### THE INPUT ###

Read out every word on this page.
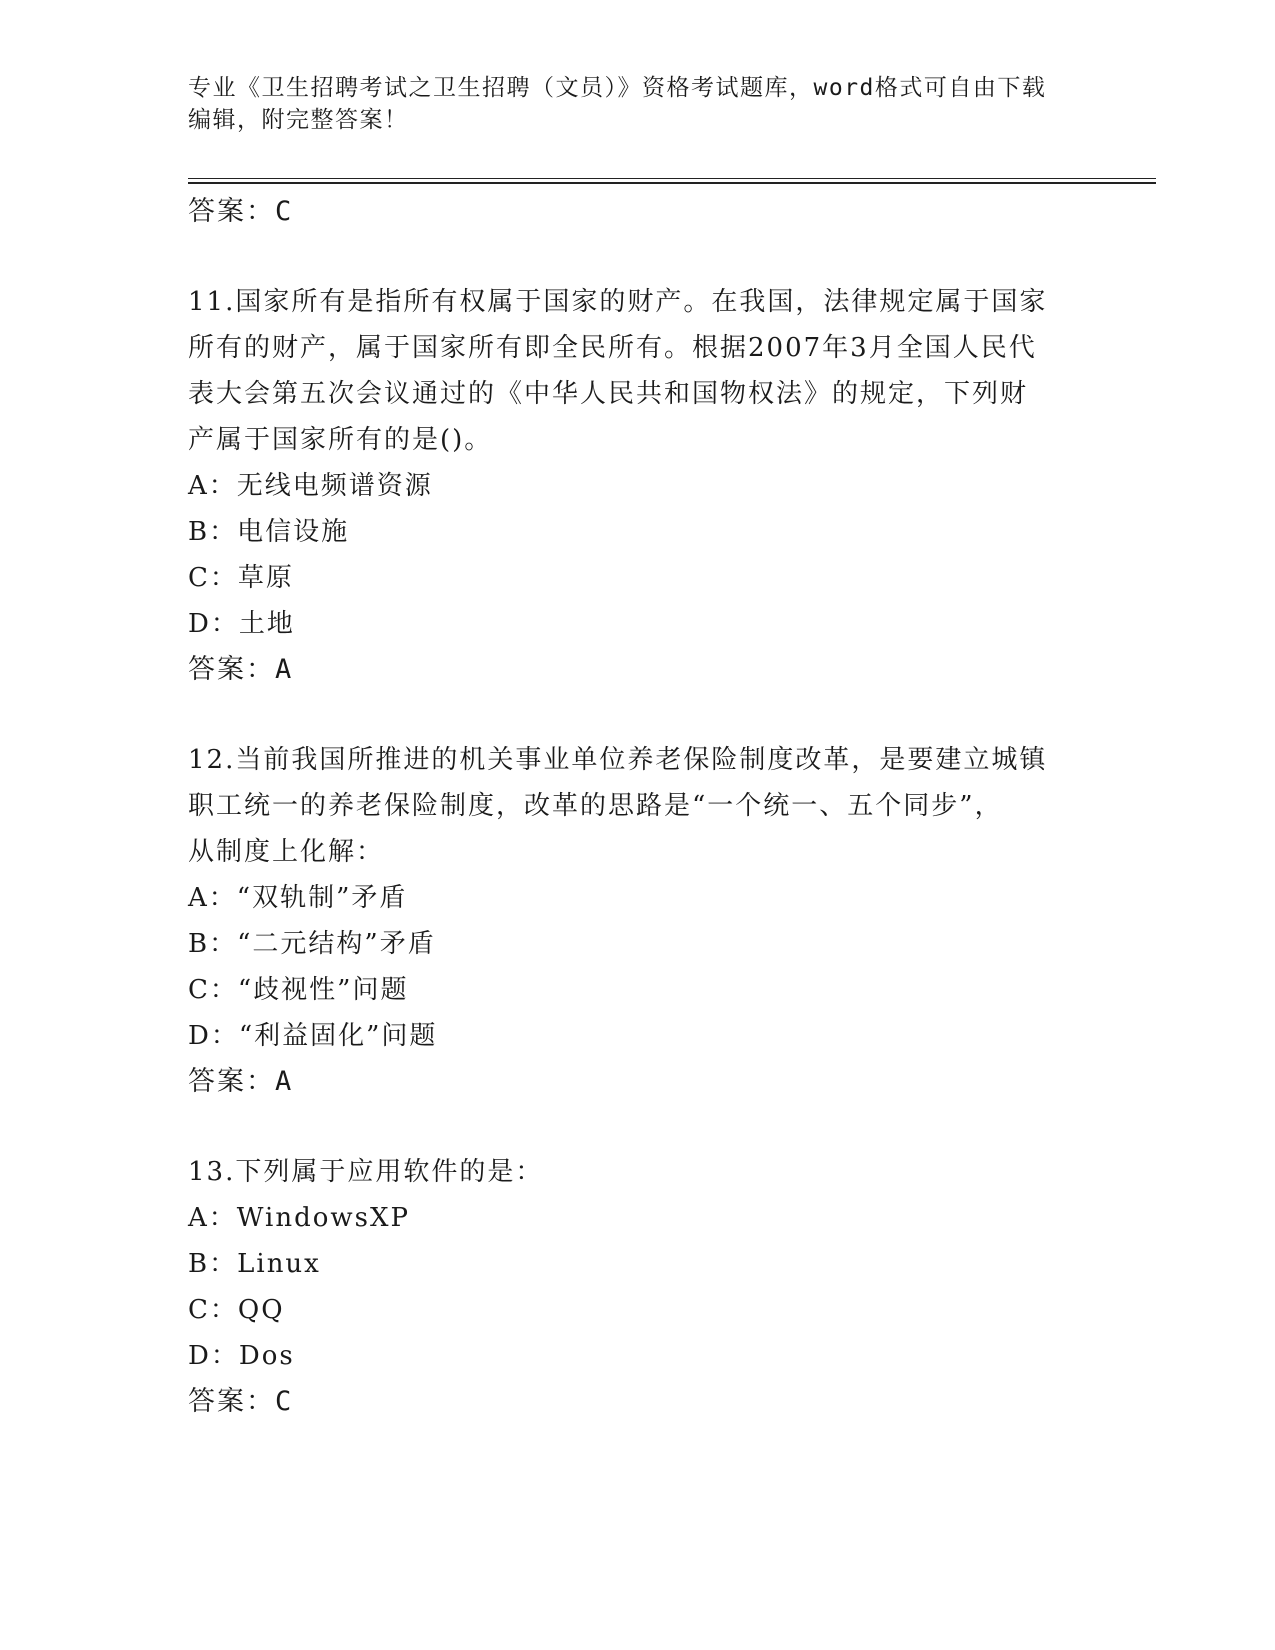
专业《卫生招聘考试之卫生招聘（文员）》资格考试题库，word格式可自由下载
编辑，附完整答案！
答案：C
11.国家所有是指所有权属于国家的财产。在我国，法律规定属于国家
所有的财产，属于国家所有即全民所有。根据2007年3月全国人民代
表大会第五次会议通过的《中华人民共和国物权法》的规定，下列财
产属于国家所有的是()。
A：无线电频谱资源
B：电信设施
C：草原
D：土地
答案：A
12.当前我国所推进的机关事业单位养老保险制度改革，是要建立城镇
职工统一的养老保险制度，改革的思路是“一个统一、五个同步”，
从制度上化解：
A：“双轨制”矛盾
B：“二元结构”矛盾
C：“歧视性”问题
D：“利益固化”问题
答案：A
13.下列属于应用软件的是：
A：WindowsXP
B：Linux
C：QQ
D：Dos
答案：C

###

Return all of the entries word for word, but omit the pictures.

(FINAL RESULT)
Read out every word on this page.
专业《卫生招聘考试之卫生招聘（文员）》资格考试题库，word格式可自由下载
编辑，附完整答案！
答案：C
11.国家所有是指所有权属于国家的财产。在我国，法律规定属于国家
所有的财产，属于国家所有即全民所有。根据2007年3月全国人民代
表大会第五次会议通过的《中华人民共和国物权法》的规定，下列财
产属于国家所有的是()。
A：无线电频谱资源
B：电信设施
C：草原
D：土地
答案：A
12.当前我国所推进的机关事业单位养老保险制度改革，是要建立城镇
职工统一的养老保险制度，改革的思路是“一个统一、五个同步”，
从制度上化解：
A：“双轨制”矛盾
B：“二元结构”矛盾
C：“歧视性”问题
D：“利益固化”问题
答案：A
13.下列属于应用软件的是：
A：WindowsXP
B：Linux
C：QQ
D：Dos
答案：C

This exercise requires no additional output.